**DATASET EXTRACT:**
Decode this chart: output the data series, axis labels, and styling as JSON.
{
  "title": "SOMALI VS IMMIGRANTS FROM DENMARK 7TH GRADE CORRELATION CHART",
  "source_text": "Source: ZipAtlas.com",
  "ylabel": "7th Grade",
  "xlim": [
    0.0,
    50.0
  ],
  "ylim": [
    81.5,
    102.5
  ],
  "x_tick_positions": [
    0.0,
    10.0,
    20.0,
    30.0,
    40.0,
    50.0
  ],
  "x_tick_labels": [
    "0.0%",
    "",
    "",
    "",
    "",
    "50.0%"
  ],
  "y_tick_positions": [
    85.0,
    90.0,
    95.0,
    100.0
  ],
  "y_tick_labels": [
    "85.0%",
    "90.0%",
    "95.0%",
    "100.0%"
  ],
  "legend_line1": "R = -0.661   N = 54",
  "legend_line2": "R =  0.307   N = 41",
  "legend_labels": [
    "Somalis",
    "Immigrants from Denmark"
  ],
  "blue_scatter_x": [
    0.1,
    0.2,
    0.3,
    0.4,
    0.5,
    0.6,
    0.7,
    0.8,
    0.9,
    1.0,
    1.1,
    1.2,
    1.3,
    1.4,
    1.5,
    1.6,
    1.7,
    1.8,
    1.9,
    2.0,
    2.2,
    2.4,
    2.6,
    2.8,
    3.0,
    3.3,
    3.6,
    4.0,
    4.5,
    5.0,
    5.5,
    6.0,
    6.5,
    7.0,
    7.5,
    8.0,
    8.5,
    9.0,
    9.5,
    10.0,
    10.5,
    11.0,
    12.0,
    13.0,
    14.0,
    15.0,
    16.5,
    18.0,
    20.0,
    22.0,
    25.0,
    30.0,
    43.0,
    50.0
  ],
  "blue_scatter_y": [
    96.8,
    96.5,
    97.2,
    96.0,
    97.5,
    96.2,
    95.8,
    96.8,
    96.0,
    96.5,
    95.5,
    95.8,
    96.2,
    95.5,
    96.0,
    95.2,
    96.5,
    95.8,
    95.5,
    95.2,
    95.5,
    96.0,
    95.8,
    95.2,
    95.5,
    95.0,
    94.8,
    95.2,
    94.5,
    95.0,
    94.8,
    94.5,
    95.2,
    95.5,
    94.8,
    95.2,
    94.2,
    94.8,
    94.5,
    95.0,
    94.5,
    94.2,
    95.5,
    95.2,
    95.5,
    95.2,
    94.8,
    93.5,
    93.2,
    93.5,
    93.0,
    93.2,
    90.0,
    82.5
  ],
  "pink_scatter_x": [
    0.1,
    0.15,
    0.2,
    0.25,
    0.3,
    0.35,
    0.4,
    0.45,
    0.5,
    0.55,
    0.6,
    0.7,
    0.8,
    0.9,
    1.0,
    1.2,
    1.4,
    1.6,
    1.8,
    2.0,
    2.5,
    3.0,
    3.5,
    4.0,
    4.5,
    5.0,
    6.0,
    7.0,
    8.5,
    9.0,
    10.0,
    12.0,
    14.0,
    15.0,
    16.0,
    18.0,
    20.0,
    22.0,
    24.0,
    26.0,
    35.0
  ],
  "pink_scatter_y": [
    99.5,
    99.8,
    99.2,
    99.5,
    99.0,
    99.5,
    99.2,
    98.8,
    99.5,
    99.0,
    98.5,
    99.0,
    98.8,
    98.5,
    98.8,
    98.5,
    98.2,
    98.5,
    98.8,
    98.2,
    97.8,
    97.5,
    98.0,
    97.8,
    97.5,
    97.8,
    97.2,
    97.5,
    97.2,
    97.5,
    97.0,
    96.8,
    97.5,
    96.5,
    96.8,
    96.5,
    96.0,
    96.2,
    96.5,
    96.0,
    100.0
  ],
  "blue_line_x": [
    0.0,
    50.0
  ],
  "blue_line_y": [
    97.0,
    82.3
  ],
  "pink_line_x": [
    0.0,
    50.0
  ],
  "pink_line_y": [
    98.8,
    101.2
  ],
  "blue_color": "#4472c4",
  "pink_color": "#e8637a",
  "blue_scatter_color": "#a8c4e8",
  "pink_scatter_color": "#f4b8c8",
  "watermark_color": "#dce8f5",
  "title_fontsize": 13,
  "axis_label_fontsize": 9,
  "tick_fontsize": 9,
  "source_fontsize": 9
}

**WHAT IS NEEDED:** Reproduce the material above exactly; please quote every line of it.

**SOLVED PROBLEM:**
Decode this chart: output the data series, axis labels, and styling as JSON.
{
  "title": "SOMALI VS IMMIGRANTS FROM DENMARK 7TH GRADE CORRELATION CHART",
  "source_text": "Source: ZipAtlas.com",
  "ylabel": "7th Grade",
  "xlim": [
    0.0,
    50.0
  ],
  "ylim": [
    81.5,
    102.5
  ],
  "x_tick_positions": [
    0.0,
    10.0,
    20.0,
    30.0,
    40.0,
    50.0
  ],
  "x_tick_labels": [
    "0.0%",
    "",
    "",
    "",
    "",
    "50.0%"
  ],
  "y_tick_positions": [
    85.0,
    90.0,
    95.0,
    100.0
  ],
  "y_tick_labels": [
    "85.0%",
    "90.0%",
    "95.0%",
    "100.0%"
  ],
  "legend_line1": "R = -0.661   N = 54",
  "legend_line2": "R =  0.307   N = 41",
  "legend_labels": [
    "Somalis",
    "Immigrants from Denmark"
  ],
  "blue_scatter_x": [
    0.1,
    0.2,
    0.3,
    0.4,
    0.5,
    0.6,
    0.7,
    0.8,
    0.9,
    1.0,
    1.1,
    1.2,
    1.3,
    1.4,
    1.5,
    1.6,
    1.7,
    1.8,
    1.9,
    2.0,
    2.2,
    2.4,
    2.6,
    2.8,
    3.0,
    3.3,
    3.6,
    4.0,
    4.5,
    5.0,
    5.5,
    6.0,
    6.5,
    7.0,
    7.5,
    8.0,
    8.5,
    9.0,
    9.5,
    10.0,
    10.5,
    11.0,
    12.0,
    13.0,
    14.0,
    15.0,
    16.5,
    18.0,
    20.0,
    22.0,
    25.0,
    30.0,
    43.0,
    50.0
  ],
  "blue_scatter_y": [
    96.8,
    96.5,
    97.2,
    96.0,
    97.5,
    96.2,
    95.8,
    96.8,
    96.0,
    96.5,
    95.5,
    95.8,
    96.2,
    95.5,
    96.0,
    95.2,
    96.5,
    95.8,
    95.5,
    95.2,
    95.5,
    96.0,
    95.8,
    95.2,
    95.5,
    95.0,
    94.8,
    95.2,
    94.5,
    95.0,
    94.8,
    94.5,
    95.2,
    95.5,
    94.8,
    95.2,
    94.2,
    94.8,
    94.5,
    95.0,
    94.5,
    94.2,
    95.5,
    95.2,
    95.5,
    95.2,
    94.8,
    93.5,
    93.2,
    93.5,
    93.0,
    93.2,
    90.0,
    82.5
  ],
  "pink_scatter_x": [
    0.1,
    0.15,
    0.2,
    0.25,
    0.3,
    0.35,
    0.4,
    0.45,
    0.5,
    0.55,
    0.6,
    0.7,
    0.8,
    0.9,
    1.0,
    1.2,
    1.4,
    1.6,
    1.8,
    2.0,
    2.5,
    3.0,
    3.5,
    4.0,
    4.5,
    5.0,
    6.0,
    7.0,
    8.5,
    9.0,
    10.0,
    12.0,
    14.0,
    15.0,
    16.0,
    18.0,
    20.0,
    22.0,
    24.0,
    26.0,
    35.0
  ],
  "pink_scatter_y": [
    99.5,
    99.8,
    99.2,
    99.5,
    99.0,
    99.5,
    99.2,
    98.8,
    99.5,
    99.0,
    98.5,
    99.0,
    98.8,
    98.5,
    98.8,
    98.5,
    98.2,
    98.5,
    98.8,
    98.2,
    97.8,
    97.5,
    98.0,
    97.8,
    97.5,
    97.8,
    97.2,
    97.5,
    97.2,
    97.5,
    97.0,
    96.8,
    97.5,
    96.5,
    96.8,
    96.5,
    96.0,
    96.2,
    96.5,
    96.0,
    100.0
  ],
  "blue_line_x": [
    0.0,
    50.0
  ],
  "blue_line_y": [
    97.0,
    82.3
  ],
  "pink_line_x": [
    0.0,
    50.0
  ],
  "pink_line_y": [
    98.8,
    101.2
  ],
  "blue_color": "#4472c4",
  "pink_color": "#e8637a",
  "blue_scatter_color": "#a8c4e8",
  "pink_scatter_color": "#f4b8c8",
  "watermark_color": "#dce8f5",
  "title_fontsize": 13,
  "axis_label_fontsize": 9,
  "tick_fontsize": 9,
  "source_fontsize": 9
}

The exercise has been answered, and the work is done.